** GIVEN TASK **
Copy each line below that contains "Development".

Recorded data
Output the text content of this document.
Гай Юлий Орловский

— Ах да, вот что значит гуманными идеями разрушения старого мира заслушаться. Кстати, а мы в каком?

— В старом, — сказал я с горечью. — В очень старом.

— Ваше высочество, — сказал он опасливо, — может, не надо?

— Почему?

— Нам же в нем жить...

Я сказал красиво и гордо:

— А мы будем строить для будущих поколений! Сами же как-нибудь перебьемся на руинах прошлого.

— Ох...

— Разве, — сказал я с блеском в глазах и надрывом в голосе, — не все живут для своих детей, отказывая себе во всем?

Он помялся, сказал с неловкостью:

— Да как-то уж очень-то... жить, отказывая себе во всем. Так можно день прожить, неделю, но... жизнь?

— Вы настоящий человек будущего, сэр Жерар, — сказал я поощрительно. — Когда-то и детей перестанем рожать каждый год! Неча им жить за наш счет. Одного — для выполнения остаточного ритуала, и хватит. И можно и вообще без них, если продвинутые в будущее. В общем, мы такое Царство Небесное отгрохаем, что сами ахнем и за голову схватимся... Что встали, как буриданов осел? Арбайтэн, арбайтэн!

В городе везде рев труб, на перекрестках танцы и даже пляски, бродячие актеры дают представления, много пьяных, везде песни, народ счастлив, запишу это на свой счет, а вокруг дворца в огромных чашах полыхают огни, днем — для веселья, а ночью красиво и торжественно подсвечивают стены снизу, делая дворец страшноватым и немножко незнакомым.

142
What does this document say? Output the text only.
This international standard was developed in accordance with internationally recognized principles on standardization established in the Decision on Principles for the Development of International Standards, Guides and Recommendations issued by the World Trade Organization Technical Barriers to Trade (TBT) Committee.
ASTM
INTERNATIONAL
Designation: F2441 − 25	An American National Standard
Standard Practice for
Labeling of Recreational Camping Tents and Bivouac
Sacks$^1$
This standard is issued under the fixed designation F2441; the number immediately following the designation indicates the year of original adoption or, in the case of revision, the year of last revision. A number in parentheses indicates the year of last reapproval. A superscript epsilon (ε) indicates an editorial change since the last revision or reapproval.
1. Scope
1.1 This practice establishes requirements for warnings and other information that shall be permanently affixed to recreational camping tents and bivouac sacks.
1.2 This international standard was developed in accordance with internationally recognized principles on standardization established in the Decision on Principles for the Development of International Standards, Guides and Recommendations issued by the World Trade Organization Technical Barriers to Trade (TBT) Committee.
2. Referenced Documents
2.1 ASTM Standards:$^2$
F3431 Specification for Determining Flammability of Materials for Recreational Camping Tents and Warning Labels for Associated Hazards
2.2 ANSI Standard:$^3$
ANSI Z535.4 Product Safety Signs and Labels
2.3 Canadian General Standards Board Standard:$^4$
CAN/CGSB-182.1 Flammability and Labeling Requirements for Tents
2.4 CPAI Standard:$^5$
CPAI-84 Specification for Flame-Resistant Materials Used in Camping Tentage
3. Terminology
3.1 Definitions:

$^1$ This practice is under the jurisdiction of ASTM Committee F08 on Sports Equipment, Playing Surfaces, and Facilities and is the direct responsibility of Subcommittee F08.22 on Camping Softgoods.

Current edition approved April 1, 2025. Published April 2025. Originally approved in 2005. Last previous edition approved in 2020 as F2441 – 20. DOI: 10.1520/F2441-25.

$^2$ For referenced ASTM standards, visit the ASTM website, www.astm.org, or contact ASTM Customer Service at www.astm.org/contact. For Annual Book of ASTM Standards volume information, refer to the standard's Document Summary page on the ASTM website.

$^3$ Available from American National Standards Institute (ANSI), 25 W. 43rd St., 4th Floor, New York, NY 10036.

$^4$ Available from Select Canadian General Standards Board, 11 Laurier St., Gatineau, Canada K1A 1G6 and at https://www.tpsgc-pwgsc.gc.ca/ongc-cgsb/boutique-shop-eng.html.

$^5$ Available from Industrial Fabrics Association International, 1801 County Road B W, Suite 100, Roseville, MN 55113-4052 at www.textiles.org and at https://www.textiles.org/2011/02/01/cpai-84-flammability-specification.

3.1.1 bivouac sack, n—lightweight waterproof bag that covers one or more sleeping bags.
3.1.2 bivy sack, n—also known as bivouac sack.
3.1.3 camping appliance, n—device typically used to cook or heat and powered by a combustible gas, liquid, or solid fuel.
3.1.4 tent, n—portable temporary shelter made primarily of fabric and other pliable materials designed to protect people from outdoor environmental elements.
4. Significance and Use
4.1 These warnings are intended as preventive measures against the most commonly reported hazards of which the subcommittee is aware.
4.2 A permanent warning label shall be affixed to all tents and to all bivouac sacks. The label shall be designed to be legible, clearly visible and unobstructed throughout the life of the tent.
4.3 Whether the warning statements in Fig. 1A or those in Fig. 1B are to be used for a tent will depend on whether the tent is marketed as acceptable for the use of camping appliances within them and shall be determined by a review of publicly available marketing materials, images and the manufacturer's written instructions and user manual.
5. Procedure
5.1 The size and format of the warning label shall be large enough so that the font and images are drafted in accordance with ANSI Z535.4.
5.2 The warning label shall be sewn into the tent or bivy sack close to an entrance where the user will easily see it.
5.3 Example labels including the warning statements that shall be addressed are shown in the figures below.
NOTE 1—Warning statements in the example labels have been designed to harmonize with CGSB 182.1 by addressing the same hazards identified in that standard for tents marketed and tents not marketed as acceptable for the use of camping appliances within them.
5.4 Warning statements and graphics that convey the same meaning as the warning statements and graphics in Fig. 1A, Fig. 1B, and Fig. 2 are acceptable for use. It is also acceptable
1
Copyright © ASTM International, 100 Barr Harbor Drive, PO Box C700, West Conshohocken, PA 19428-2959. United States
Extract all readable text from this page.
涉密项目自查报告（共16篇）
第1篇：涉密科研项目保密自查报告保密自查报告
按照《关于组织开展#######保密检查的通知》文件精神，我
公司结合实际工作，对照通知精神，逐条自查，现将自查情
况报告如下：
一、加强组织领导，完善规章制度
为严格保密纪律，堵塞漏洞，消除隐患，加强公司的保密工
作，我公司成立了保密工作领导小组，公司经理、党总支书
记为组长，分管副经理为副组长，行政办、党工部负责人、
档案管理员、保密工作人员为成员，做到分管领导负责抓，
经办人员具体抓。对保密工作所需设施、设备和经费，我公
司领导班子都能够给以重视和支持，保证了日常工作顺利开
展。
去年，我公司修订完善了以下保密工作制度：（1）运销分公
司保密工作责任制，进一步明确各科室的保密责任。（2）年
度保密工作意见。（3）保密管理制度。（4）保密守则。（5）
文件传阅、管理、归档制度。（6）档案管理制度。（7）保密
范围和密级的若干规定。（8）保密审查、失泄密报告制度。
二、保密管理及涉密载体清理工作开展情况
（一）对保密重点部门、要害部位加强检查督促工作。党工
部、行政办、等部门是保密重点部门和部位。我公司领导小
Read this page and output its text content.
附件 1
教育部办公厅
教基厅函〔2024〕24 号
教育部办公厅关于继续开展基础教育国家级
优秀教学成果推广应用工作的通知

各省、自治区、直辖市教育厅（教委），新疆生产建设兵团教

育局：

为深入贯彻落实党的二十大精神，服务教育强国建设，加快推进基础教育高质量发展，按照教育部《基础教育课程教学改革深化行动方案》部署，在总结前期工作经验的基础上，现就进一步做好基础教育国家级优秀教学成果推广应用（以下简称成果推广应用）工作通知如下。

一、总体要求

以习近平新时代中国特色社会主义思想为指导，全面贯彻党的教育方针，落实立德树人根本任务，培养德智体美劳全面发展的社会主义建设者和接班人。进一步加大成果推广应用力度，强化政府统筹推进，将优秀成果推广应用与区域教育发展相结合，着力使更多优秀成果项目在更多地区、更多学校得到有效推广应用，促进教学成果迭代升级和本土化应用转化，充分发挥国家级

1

** RESPONSE TO THE EXERCISE **
This international standard was developed in accordance with internationally recognized principles on standardization established in the Decision on Principles for the Development of International Standards, Guides and Recommendations issued by the World Trade Organization Technical Barriers to Trade (TBT) Committee.
1.2 This international standard was developed in accordance with internationally recognized principles on standardization established in the Decision on Principles for the Development of International Standards, Guides and Recommendations issued by the World Trade Organization Technical Barriers to Trade (TBT) Committee.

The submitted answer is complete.